Given request
Pull every line containing the word "Vide" from the records.

※ ※ ※

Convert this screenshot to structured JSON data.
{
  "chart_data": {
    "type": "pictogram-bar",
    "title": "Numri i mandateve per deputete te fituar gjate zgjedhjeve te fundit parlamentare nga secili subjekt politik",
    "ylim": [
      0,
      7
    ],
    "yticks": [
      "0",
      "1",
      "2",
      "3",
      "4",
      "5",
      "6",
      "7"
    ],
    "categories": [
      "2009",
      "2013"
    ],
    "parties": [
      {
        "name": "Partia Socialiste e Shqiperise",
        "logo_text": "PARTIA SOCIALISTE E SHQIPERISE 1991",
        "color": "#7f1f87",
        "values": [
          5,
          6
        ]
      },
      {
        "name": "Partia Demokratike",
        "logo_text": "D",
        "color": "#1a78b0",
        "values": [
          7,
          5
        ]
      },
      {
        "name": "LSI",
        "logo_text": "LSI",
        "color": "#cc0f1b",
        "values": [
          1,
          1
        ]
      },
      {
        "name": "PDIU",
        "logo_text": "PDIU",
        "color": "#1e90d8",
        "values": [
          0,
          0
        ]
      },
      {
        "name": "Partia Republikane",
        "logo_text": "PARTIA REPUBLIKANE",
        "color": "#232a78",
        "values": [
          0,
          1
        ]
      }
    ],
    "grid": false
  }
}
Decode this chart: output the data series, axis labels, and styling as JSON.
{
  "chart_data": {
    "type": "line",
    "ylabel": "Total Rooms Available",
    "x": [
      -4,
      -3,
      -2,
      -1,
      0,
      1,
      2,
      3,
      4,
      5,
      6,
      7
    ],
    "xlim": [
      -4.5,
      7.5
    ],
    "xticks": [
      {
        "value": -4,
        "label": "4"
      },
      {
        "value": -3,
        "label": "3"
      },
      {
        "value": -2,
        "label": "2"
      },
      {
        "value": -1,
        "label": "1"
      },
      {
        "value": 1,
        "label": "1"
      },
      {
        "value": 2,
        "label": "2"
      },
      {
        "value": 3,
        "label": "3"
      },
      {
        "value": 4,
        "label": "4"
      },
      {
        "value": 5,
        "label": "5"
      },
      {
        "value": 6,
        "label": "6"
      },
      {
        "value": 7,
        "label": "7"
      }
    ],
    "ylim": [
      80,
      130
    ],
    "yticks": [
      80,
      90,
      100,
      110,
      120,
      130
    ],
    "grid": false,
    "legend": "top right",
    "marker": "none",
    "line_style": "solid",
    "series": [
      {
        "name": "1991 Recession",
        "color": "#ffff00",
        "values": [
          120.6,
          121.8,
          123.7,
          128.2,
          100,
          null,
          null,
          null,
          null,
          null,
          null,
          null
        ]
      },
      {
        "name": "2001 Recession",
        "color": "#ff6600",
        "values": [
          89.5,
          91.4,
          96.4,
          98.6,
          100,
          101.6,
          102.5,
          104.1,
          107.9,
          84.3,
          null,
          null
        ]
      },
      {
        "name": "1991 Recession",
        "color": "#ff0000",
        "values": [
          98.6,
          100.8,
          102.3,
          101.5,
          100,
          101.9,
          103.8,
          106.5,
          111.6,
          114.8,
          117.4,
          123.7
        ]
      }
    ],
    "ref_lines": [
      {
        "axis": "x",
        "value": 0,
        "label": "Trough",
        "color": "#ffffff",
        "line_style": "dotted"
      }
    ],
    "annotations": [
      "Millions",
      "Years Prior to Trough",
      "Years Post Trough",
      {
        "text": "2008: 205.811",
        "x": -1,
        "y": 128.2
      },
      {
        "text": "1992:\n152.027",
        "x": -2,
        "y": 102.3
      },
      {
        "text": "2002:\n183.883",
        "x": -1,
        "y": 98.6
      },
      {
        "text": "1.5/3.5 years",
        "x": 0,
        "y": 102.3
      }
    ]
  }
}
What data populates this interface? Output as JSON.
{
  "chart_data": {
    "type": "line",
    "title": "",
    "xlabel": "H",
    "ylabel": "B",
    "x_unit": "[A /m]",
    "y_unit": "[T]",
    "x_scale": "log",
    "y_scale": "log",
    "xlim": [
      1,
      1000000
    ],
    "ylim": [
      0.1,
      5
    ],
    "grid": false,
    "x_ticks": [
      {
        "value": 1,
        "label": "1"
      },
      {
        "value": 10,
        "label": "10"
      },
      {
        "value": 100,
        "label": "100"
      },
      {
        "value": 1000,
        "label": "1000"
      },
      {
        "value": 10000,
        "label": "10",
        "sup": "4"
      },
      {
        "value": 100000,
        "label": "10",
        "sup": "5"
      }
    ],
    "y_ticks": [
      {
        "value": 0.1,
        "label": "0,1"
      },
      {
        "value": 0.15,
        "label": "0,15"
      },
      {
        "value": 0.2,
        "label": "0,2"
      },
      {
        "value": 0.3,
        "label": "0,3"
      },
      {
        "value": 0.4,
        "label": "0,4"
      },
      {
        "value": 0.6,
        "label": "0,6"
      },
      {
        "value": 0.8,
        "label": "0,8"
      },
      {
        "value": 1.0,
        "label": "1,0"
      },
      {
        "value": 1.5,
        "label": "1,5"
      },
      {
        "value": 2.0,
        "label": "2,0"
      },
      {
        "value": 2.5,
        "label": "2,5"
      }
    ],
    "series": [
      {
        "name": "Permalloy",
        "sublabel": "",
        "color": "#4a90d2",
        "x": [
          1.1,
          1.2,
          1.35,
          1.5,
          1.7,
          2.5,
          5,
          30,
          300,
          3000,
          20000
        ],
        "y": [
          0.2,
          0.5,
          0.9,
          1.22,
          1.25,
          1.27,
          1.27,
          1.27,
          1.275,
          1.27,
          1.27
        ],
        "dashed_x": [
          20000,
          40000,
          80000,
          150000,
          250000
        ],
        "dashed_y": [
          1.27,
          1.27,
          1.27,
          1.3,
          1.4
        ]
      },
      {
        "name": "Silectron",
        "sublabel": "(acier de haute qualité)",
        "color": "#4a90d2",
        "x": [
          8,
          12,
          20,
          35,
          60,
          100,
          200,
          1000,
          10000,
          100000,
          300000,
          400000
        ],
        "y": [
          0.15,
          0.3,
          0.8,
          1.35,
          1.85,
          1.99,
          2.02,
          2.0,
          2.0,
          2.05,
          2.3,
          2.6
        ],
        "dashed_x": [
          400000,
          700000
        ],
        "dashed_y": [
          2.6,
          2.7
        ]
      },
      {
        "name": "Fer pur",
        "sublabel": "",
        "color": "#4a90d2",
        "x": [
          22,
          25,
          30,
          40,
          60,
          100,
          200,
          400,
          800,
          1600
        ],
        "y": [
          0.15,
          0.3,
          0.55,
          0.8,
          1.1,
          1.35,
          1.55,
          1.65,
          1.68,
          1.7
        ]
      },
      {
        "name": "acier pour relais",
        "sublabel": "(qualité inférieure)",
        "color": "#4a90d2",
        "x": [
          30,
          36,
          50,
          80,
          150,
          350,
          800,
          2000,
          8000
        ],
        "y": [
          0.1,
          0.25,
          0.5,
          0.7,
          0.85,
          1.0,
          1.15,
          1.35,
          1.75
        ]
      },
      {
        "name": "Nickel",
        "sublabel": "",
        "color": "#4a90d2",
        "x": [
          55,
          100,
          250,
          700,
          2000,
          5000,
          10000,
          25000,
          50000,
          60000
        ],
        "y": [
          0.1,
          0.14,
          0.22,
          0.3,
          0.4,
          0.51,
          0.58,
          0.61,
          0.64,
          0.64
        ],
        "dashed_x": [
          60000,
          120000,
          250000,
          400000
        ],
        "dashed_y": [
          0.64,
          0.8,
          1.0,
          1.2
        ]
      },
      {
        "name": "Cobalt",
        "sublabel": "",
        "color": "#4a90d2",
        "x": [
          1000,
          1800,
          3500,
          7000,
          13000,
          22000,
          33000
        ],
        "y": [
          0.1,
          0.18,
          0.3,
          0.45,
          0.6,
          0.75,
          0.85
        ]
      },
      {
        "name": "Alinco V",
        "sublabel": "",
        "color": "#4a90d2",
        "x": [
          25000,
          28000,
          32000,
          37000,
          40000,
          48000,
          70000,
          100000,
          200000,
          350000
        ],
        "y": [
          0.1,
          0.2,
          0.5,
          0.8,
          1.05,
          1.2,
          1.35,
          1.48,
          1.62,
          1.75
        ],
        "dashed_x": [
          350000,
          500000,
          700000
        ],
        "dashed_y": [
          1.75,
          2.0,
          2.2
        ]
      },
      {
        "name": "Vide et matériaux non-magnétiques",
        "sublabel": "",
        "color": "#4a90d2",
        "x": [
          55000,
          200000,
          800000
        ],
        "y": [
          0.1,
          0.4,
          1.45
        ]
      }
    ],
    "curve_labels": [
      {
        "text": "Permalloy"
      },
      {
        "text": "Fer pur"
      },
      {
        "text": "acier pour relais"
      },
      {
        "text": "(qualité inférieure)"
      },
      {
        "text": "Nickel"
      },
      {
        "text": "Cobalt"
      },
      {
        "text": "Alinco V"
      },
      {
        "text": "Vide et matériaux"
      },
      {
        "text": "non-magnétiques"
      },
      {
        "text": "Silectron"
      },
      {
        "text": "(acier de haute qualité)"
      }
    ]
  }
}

※ ※ ※

Expected answer
        "name": "Vide et matériaux non-magnétiques",
        "text": "Vide et matériaux"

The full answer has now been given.